--- start ---
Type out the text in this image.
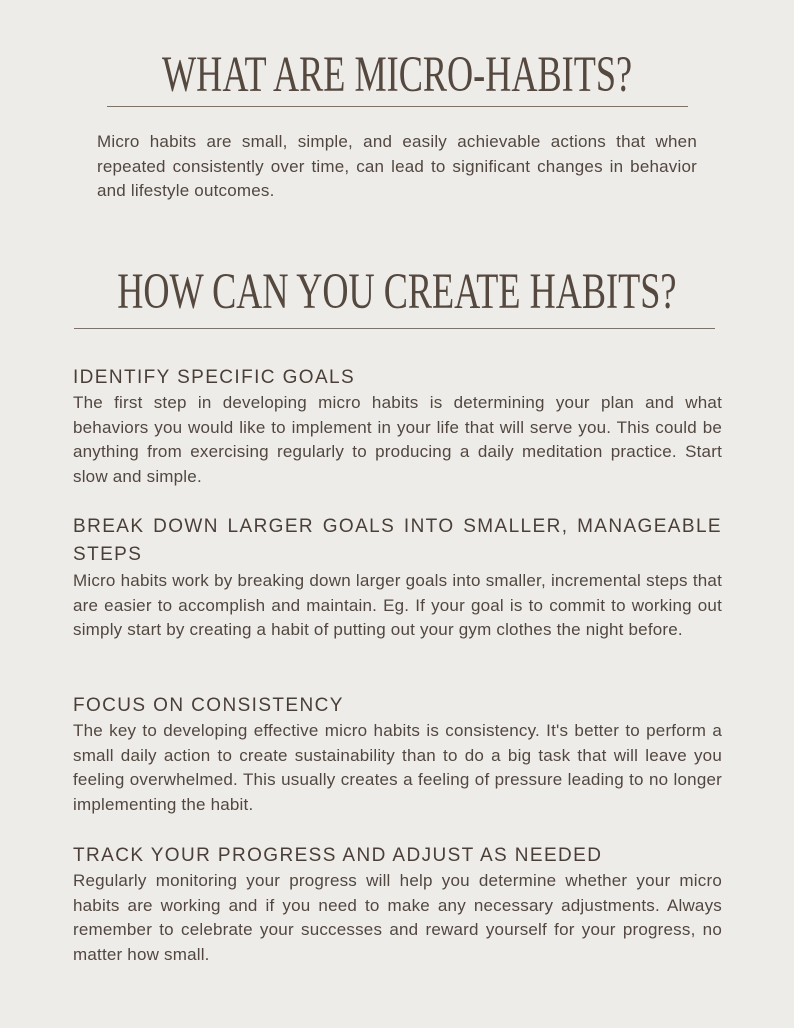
WHAT ARE MICRO-HABITS?

Micro habits are small, simple, and easily achievable actions that when repeated consistently over time, can lead to significant changes in behavior and lifestyle outcomes.

HOW CAN YOU CREATE HABITS?
IDENTIFY SPECIFIC GOALS

The first step in developing micro habits is determining your plan and what behaviors you would like to implement in your life that will serve you. This could be anything from exercising regularly to producing a daily meditation practice. Start slow and simple.

BREAK DOWN LARGER GOALS INTO SMALLER, MANAGEABLE STEPS

Micro habits work by breaking down larger goals into smaller, incremental steps that are easier to accomplish and maintain. Eg. If your goal is to commit to working out simply start by creating a habit of putting out your gym clothes the night before.

FOCUS ON CONSISTENCY

The key to developing effective micro habits is consistency. It's better to perform a small daily action to create sustainability than to do a big task that will leave you feeling overwhelmed. This usually creates a feeling of pressure leading to no longer implementing the habit.

TRACK YOUR PROGRESS AND ADJUST AS NEEDED

Regularly monitoring your progress will help you determine whether your micro habits are working and if you need to make any necessary adjustments. Always remember to celebrate your successes and reward yourself for your progress, no matter how small.
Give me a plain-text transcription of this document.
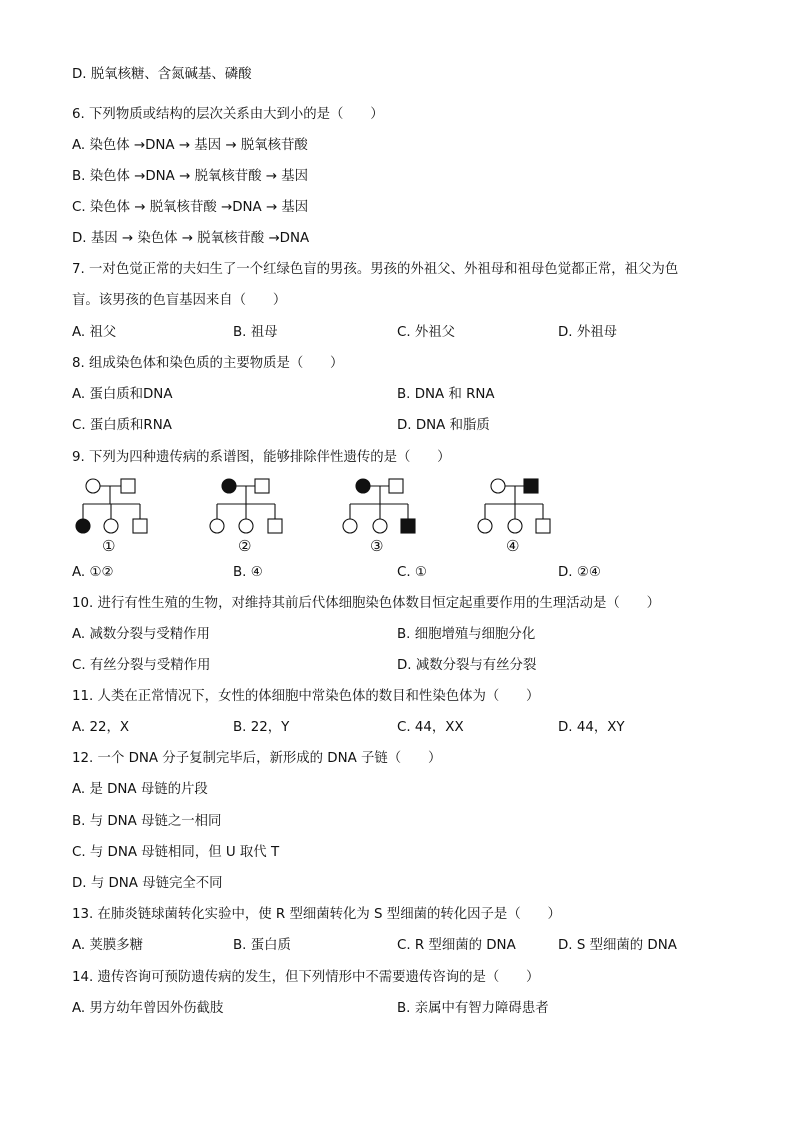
D. 脱氧核糖、含氮碱基、磷酸
6. 下列物质或结构的层次关系由大到小的是（　　）
A. 染色体 →DNA → 基因 → 脱氧核苷酸
B. 染色体 →DNA → 脱氧核苷酸 → 基因
C. 染色体 → 脱氧核苷酸 →DNA → 基因
D. 基因 → 染色体 → 脱氧核苷酸 →DNA
7. 一对色觉正常的夫妇生了一个红绿色盲的男孩。男孩的外祖父、外祖母和祖母色觉都正常，祖父为色
盲。该男孩的色盲基因来自（　　）
A. 祖父	B. 祖母	C. 外祖父	D. 外祖母
8. 组成染色体和染色质的主要物质是（　　）
A. 蛋白质和DNA	B. DNA 和 RNA
C. 蛋白质和RNA	D. DNA 和脂质
9. 下列为四种遗传病的系谱图，能够排除伴性遗传的是（　　）
①	②	③	④
A. ①②	B. ④	C. ①	D. ②④
10. 进行有性生殖的生物，对维持其前后代体细胞染色体数目恒定起重要作用的生理活动是（　　）
A. 减数分裂与受精作用	B. 细胞增殖与细胞分化
C. 有丝分裂与受精作用	D. 减数分裂与有丝分裂
11. 人类在正常情况下，女性的体细胞中常染色体的数目和性染色体为（　　）
A. 22，X	B. 22，Y	C. 44，XX	D. 44，XY
12. 一个 DNA 分子复制完毕后，新形成的 DNA 子链（　　）
A. 是 DNA 母链的片段
B. 与 DNA 母链之一相同
C. 与 DNA 母链相同，但 U 取代 T
D. 与 DNA 母链完全不同
13. 在肺炎链球菌转化实验中，使 R 型细菌转化为 S 型细菌的转化因子是（　　）
A. 荚膜多糖	B. 蛋白质	C. R 型细菌的 DNA	D. S 型细菌的 DNA
14. 遗传咨询可预防遗传病的发生，但下列情形中不需要遗传咨询的是（　　）
A. 男方幼年曾因外伤截肢	B. 亲属中有智力障碍患者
--- end ---
Do this:
Retype all of the entries exactly as written, leaving out any images.

Solution to this task:
Type out the text in this image.
WHAT ARE MICRO-HABITS?

Micro habits are small, simple, and easily achievable actions that when repeated consistently over time, can lead to significant changes in behavior and lifestyle outcomes.

HOW CAN YOU CREATE HABITS?
IDENTIFY SPECIFIC GOALS

The first step in developing micro habits is determining your plan and what behaviors you would like to implement in your life that will serve you. This could be anything from exercising regularly to producing a daily meditation practice. Start slow and simple.

BREAK DOWN LARGER GOALS INTO SMALLER, MANAGEABLE STEPS

Micro habits work by breaking down larger goals into smaller, incremental steps that are easier to accomplish and maintain. Eg. If your goal is to commit to working out simply start by creating a habit of putting out your gym clothes the night before.

FOCUS ON CONSISTENCY

The key to developing effective micro habits is consistency. It's better to perform a small daily action to create sustainability than to do a big task that will leave you feeling overwhelmed. This usually creates a feeling of pressure leading to no longer implementing the habit.

TRACK YOUR PROGRESS AND ADJUST AS NEEDED

Regularly monitoring your progress will help you determine whether your micro habits are working and if you need to make any necessary adjustments. Always remember to celebrate your successes and reward yourself for your progress, no matter how small.
Give me a plain-text transcription of this document.
D. 脱氧核糖、含氮碱基、磷酸
6. 下列物质或结构的层次关系由大到小的是（　　）
A. 染色体 →DNA → 基因 → 脱氧核苷酸
B. 染色体 →DNA → 脱氧核苷酸 → 基因
C. 染色体 → 脱氧核苷酸 →DNA → 基因
D. 基因 → 染色体 → 脱氧核苷酸 →DNA
7. 一对色觉正常的夫妇生了一个红绿色盲的男孩。男孩的外祖父、外祖母和祖母色觉都正常，祖父为色
盲。该男孩的色盲基因来自（　　）
A. 祖父	B. 祖母	C. 外祖父	D. 外祖母
8. 组成染色体和染色质的主要物质是（　　）
A. 蛋白质和DNA	B. DNA 和 RNA
C. 蛋白质和RNA	D. DNA 和脂质
9. 下列为四种遗传病的系谱图，能够排除伴性遗传的是（　　）
①	②	③	④
A. ①②	B. ④	C. ①	D. ②④
10. 进行有性生殖的生物，对维持其前后代体细胞染色体数目恒定起重要作用的生理活动是（　　）
A. 减数分裂与受精作用	B. 细胞增殖与细胞分化
C. 有丝分裂与受精作用	D. 减数分裂与有丝分裂
11. 人类在正常情况下，女性的体细胞中常染色体的数目和性染色体为（　　）
A. 22，X	B. 22，Y	C. 44，XX	D. 44，XY
12. 一个 DNA 分子复制完毕后，新形成的 DNA 子链（　　）
A. 是 DNA 母链的片段
B. 与 DNA 母链之一相同
C. 与 DNA 母链相同，但 U 取代 T
D. 与 DNA 母链完全不同
13. 在肺炎链球菌转化实验中，使 R 型细菌转化为 S 型细菌的转化因子是（　　）
A. 荚膜多糖	B. 蛋白质	C. R 型细菌的 DNA	D. S 型细菌的 DNA
14. 遗传咨询可预防遗传病的发生，但下列情形中不需要遗传咨询的是（　　）
A. 男方幼年曾因外伤截肢	B. 亲属中有智力障碍患者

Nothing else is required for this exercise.